> _REQUIRED TASK_: Show each line that has the string "FieldGateway" in it.

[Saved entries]
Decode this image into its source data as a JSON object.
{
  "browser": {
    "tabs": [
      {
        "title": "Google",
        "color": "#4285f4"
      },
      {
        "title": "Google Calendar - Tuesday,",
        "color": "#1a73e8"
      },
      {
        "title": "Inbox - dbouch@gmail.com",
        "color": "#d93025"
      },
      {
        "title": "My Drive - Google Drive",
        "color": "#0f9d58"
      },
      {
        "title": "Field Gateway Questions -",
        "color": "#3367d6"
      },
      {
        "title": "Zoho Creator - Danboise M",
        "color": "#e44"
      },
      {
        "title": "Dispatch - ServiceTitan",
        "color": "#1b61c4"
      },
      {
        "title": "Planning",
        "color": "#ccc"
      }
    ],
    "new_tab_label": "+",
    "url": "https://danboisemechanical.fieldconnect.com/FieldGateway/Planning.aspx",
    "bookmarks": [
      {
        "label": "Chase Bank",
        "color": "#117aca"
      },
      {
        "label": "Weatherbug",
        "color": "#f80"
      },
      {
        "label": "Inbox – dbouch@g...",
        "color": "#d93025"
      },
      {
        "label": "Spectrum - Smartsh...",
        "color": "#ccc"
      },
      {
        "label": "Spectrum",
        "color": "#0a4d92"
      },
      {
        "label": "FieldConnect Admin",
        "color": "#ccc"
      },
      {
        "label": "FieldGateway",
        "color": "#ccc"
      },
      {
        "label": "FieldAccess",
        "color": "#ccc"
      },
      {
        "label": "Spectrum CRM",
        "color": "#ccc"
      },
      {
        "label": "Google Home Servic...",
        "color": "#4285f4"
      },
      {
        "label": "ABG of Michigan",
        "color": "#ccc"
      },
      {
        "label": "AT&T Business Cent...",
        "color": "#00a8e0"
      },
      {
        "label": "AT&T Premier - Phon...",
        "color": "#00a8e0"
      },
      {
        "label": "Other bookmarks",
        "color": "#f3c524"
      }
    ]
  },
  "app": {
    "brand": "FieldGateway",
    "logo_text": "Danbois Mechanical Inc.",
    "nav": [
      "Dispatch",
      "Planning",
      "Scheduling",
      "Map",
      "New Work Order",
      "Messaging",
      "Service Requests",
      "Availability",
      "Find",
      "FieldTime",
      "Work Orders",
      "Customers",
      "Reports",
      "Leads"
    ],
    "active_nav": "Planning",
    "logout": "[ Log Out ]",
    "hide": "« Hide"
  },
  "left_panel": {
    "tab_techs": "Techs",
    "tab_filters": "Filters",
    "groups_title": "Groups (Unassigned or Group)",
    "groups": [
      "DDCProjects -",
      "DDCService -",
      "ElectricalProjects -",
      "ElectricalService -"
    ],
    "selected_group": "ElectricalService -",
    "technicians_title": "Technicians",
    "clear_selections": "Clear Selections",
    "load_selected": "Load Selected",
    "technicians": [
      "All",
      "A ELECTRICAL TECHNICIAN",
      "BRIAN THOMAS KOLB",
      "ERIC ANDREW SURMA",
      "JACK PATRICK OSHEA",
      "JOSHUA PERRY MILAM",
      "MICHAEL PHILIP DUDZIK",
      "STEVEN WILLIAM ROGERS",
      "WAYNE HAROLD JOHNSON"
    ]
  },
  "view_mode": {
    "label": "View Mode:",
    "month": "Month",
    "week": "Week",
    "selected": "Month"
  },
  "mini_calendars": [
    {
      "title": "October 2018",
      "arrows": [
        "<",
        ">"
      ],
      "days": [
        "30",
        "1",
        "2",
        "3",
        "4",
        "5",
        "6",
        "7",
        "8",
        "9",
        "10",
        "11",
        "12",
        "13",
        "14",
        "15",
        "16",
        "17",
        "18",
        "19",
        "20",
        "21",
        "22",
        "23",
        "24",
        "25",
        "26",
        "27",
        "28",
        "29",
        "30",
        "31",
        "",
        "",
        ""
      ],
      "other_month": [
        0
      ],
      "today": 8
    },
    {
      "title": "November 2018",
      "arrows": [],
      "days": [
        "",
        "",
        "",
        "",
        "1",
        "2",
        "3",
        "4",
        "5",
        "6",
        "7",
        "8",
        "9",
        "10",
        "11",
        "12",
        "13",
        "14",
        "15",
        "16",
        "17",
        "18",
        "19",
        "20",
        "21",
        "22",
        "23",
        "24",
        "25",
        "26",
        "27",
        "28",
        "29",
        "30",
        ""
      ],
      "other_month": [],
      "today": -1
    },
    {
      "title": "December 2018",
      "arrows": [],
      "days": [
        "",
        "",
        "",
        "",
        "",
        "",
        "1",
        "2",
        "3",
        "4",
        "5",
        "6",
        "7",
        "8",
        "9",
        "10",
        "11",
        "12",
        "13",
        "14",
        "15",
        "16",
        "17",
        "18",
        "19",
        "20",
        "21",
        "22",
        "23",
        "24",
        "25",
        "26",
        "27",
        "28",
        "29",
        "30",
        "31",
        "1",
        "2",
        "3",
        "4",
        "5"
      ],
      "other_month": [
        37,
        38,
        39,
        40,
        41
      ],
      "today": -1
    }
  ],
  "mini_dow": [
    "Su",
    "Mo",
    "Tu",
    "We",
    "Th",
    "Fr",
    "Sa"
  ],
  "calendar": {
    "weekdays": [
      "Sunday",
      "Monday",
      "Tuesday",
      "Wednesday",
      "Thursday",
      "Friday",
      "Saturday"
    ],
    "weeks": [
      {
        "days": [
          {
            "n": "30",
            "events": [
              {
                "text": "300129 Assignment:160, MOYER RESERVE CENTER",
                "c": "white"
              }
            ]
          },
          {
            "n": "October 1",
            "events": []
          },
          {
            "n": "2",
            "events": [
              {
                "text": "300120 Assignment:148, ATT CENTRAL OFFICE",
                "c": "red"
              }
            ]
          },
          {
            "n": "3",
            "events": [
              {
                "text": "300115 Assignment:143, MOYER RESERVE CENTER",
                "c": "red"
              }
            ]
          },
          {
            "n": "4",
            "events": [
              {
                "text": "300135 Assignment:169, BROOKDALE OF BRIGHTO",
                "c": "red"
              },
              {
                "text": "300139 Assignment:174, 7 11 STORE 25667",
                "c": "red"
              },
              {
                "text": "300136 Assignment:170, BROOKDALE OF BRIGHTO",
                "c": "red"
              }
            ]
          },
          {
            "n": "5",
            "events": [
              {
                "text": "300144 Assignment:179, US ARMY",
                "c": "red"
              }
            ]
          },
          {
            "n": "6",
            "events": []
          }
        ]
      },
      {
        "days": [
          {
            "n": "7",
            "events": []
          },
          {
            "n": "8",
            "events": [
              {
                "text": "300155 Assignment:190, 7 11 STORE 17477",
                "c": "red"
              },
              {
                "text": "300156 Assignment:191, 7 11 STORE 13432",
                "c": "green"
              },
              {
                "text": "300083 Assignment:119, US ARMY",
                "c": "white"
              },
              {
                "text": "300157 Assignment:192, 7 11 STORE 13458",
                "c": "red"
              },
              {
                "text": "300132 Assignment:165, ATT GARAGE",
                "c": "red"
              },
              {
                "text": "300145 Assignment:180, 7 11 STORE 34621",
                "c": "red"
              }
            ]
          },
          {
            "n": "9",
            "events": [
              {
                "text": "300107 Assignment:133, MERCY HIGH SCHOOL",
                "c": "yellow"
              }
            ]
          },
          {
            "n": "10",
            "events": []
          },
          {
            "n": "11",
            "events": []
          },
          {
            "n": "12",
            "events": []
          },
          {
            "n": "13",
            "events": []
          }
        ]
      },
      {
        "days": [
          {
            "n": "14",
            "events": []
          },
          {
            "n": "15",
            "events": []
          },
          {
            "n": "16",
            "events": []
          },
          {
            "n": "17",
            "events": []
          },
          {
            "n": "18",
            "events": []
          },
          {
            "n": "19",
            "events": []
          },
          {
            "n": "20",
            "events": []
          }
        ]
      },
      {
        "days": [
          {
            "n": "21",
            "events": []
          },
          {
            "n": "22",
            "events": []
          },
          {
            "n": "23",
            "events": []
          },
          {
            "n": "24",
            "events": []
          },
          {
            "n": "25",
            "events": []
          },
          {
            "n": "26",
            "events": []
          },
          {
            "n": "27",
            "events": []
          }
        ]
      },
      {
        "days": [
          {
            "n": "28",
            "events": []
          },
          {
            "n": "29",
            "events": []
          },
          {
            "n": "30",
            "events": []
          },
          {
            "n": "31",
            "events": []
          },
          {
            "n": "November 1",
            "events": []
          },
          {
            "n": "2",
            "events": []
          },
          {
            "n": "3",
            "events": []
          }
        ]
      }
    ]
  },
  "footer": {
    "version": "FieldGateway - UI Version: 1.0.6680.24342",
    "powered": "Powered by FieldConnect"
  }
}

> _FINAL RESULT_:
    "url": "https://danboisemechanical.fieldconnect.com/FieldGateway/Planning.aspx",
        "label": "FieldGateway",
    "brand": "FieldGateway",
    "version": "FieldGateway - UI Version: 1.0.6680.24342",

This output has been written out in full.